Activity:
Repeat every entry below exactly.

Given records Start Marker

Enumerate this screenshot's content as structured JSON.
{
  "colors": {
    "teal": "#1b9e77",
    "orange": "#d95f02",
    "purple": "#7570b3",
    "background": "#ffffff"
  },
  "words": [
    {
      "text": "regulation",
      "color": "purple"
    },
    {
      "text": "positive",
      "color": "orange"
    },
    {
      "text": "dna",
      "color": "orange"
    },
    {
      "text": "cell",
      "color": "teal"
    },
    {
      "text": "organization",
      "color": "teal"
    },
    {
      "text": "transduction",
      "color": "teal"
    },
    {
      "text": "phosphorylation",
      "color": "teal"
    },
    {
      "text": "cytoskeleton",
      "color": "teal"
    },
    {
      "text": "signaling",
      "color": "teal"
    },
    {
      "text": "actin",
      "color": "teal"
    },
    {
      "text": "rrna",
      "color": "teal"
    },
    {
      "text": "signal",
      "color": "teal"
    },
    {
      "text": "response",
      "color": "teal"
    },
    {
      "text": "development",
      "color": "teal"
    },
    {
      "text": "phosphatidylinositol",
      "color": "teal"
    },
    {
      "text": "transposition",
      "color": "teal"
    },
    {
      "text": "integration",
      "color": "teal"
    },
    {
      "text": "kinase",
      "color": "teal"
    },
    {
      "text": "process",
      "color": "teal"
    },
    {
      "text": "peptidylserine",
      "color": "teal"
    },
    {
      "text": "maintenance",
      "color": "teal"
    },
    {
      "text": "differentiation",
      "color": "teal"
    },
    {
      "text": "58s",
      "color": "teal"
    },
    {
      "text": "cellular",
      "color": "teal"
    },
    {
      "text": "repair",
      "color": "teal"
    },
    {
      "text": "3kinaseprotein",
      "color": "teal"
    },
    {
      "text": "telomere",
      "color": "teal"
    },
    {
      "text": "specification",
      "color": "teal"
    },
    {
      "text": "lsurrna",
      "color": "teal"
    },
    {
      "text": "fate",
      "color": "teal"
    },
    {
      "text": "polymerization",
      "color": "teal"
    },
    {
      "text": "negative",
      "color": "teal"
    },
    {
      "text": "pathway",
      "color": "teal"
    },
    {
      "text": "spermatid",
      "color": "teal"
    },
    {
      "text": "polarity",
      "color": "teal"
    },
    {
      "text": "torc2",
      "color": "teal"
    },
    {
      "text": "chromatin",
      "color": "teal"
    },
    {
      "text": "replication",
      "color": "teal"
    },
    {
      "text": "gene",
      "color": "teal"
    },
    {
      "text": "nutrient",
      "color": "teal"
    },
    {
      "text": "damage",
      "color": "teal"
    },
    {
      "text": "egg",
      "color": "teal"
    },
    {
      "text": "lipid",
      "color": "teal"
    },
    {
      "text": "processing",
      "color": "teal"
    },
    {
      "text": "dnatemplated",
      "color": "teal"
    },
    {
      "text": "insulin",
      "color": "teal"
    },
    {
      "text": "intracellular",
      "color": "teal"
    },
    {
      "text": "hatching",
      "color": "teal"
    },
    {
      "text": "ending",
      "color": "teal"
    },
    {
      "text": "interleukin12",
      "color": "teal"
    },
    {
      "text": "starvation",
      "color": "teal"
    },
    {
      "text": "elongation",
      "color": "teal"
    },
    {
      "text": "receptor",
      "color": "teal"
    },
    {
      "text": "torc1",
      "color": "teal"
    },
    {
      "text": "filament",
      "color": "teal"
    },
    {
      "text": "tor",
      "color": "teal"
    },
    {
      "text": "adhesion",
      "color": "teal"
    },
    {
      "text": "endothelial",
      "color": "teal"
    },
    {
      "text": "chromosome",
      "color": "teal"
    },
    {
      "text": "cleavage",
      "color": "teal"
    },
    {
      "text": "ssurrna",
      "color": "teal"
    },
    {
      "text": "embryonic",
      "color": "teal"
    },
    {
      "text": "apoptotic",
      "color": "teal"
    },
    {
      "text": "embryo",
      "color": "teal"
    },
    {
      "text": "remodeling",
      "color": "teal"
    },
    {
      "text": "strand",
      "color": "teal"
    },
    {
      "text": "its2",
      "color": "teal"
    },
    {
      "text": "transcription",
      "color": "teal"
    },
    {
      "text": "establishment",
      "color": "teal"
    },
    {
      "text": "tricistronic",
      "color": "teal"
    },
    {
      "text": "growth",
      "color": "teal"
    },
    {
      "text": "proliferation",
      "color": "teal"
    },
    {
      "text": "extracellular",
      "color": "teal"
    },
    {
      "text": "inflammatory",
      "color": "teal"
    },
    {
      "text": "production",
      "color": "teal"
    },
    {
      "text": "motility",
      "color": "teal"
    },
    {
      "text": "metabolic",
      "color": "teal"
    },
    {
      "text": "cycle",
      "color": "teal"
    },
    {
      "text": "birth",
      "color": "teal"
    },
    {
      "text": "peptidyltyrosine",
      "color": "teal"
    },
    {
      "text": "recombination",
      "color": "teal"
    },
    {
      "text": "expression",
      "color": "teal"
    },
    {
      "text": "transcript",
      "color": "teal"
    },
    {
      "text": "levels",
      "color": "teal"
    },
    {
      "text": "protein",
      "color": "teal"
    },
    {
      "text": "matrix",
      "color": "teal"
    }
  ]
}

Given records End Marker

Answer section:
Enumerate this screenshot's content as structured JSON.
{
  "colors": {
    "teal": "#1b9e77",
    "orange": "#d95f02",
    "purple": "#7570b3",
    "background": "#ffffff"
  },
  "words": [
    {
      "text": "regulation",
      "color": "purple"
    },
    {
      "text": "positive",
      "color": "orange"
    },
    {
      "text": "dna",
      "color": "orange"
    },
    {
      "text": "cell",
      "color": "teal"
    },
    {
      "text": "organization",
      "color": "teal"
    },
    {
      "text": "transduction",
      "color": "teal"
    },
    {
      "text": "phosphorylation",
      "color": "teal"
    },
    {
      "text": "cytoskeleton",
      "color": "teal"
    },
    {
      "text": "signaling",
      "color": "teal"
    },
    {
      "text": "actin",
      "color": "teal"
    },
    {
      "text": "rrna",
      "color": "teal"
    },
    {
      "text": "signal",
      "color": "teal"
    },
    {
      "text": "response",
      "color": "teal"
    },
    {
      "text": "development",
      "color": "teal"
    },
    {
      "text": "phosphatidylinositol",
      "color": "teal"
    },
    {
      "text": "transposition",
      "color": "teal"
    },
    {
      "text": "integration",
      "color": "teal"
    },
    {
      "text": "kinase",
      "color": "teal"
    },
    {
      "text": "process",
      "color": "teal"
    },
    {
      "text": "peptidylserine",
      "color": "teal"
    },
    {
      "text": "maintenance",
      "color": "teal"
    },
    {
      "text": "differentiation",
      "color": "teal"
    },
    {
      "text": "58s",
      "color": "teal"
    },
    {
      "text": "cellular",
      "color": "teal"
    },
    {
      "text": "repair",
      "color": "teal"
    },
    {
      "text": "3kinaseprotein",
      "color": "teal"
    },
    {
      "text": "telomere",
      "color": "teal"
    },
    {
      "text": "specification",
      "color": "teal"
    },
    {
      "text": "lsurrna",
      "color": "teal"
    },
    {
      "text": "fate",
      "color": "teal"
    },
    {
      "text": "polymerization",
      "color": "teal"
    },
    {
      "text": "negative",
      "color": "teal"
    },
    {
      "text": "pathway",
      "color": "teal"
    },
    {
      "text": "spermatid",
      "color": "teal"
    },
    {
      "text": "polarity",
      "color": "teal"
    },
    {
      "text": "torc2",
      "color": "teal"
    },
    {
      "text": "chromatin",
      "color": "teal"
    },
    {
      "text": "replication",
      "color": "teal"
    },
    {
      "text": "gene",
      "color": "teal"
    },
    {
      "text": "nutrient",
      "color": "teal"
    },
    {
      "text": "damage",
      "color": "teal"
    },
    {
      "text": "egg",
      "color": "teal"
    },
    {
      "text": "lipid",
      "color": "teal"
    },
    {
      "text": "processing",
      "color": "teal"
    },
    {
      "text": "dnatemplated",
      "color": "teal"
    },
    {
      "text": "insulin",
      "color": "teal"
    },
    {
      "text": "intracellular",
      "color": "teal"
    },
    {
      "text": "hatching",
      "color": "teal"
    },
    {
      "text": "ending",
      "color": "teal"
    },
    {
      "text": "interleukin12",
      "color": "teal"
    },
    {
      "text": "starvation",
      "color": "teal"
    },
    {
      "text": "elongation",
      "color": "teal"
    },
    {
      "text": "receptor",
      "color": "teal"
    },
    {
      "text": "torc1",
      "color": "teal"
    },
    {
      "text": "filament",
      "color": "teal"
    },
    {
      "text": "tor",
      "color": "teal"
    },
    {
      "text": "adhesion",
      "color": "teal"
    },
    {
      "text": "endothelial",
      "color": "teal"
    },
    {
      "text": "chromosome",
      "color": "teal"
    },
    {
      "text": "cleavage",
      "color": "teal"
    },
    {
      "text": "ssurrna",
      "color": "teal"
    },
    {
      "text": "embryonic",
      "color": "teal"
    },
    {
      "text": "apoptotic",
      "color": "teal"
    },
    {
      "text": "embryo",
      "color": "teal"
    },
    {
      "text": "remodeling",
      "color": "teal"
    },
    {
      "text": "strand",
      "color": "teal"
    },
    {
      "text": "its2",
      "color": "teal"
    },
    {
      "text": "transcription",
      "color": "teal"
    },
    {
      "text": "establishment",
      "color": "teal"
    },
    {
      "text": "tricistronic",
      "color": "teal"
    },
    {
      "text": "growth",
      "color": "teal"
    },
    {
      "text": "proliferation",
      "color": "teal"
    },
    {
      "text": "extracellular",
      "color": "teal"
    },
    {
      "text": "inflammatory",
      "color": "teal"
    },
    {
      "text": "production",
      "color": "teal"
    },
    {
      "text": "motility",
      "color": "teal"
    },
    {
      "text": "metabolic",
      "color": "teal"
    },
    {
      "text": "cycle",
      "color": "teal"
    },
    {
      "text": "birth",
      "color": "teal"
    },
    {
      "text": "peptidyltyrosine",
      "color": "teal"
    },
    {
      "text": "recombination",
      "color": "teal"
    },
    {
      "text": "expression",
      "color": "teal"
    },
    {
      "text": "transcript",
      "color": "teal"
    },
    {
      "text": "levels",
      "color": "teal"
    },
    {
      "text": "protein",
      "color": "teal"
    },
    {
      "text": "matrix",
      "color": "teal"
    }
  ]
}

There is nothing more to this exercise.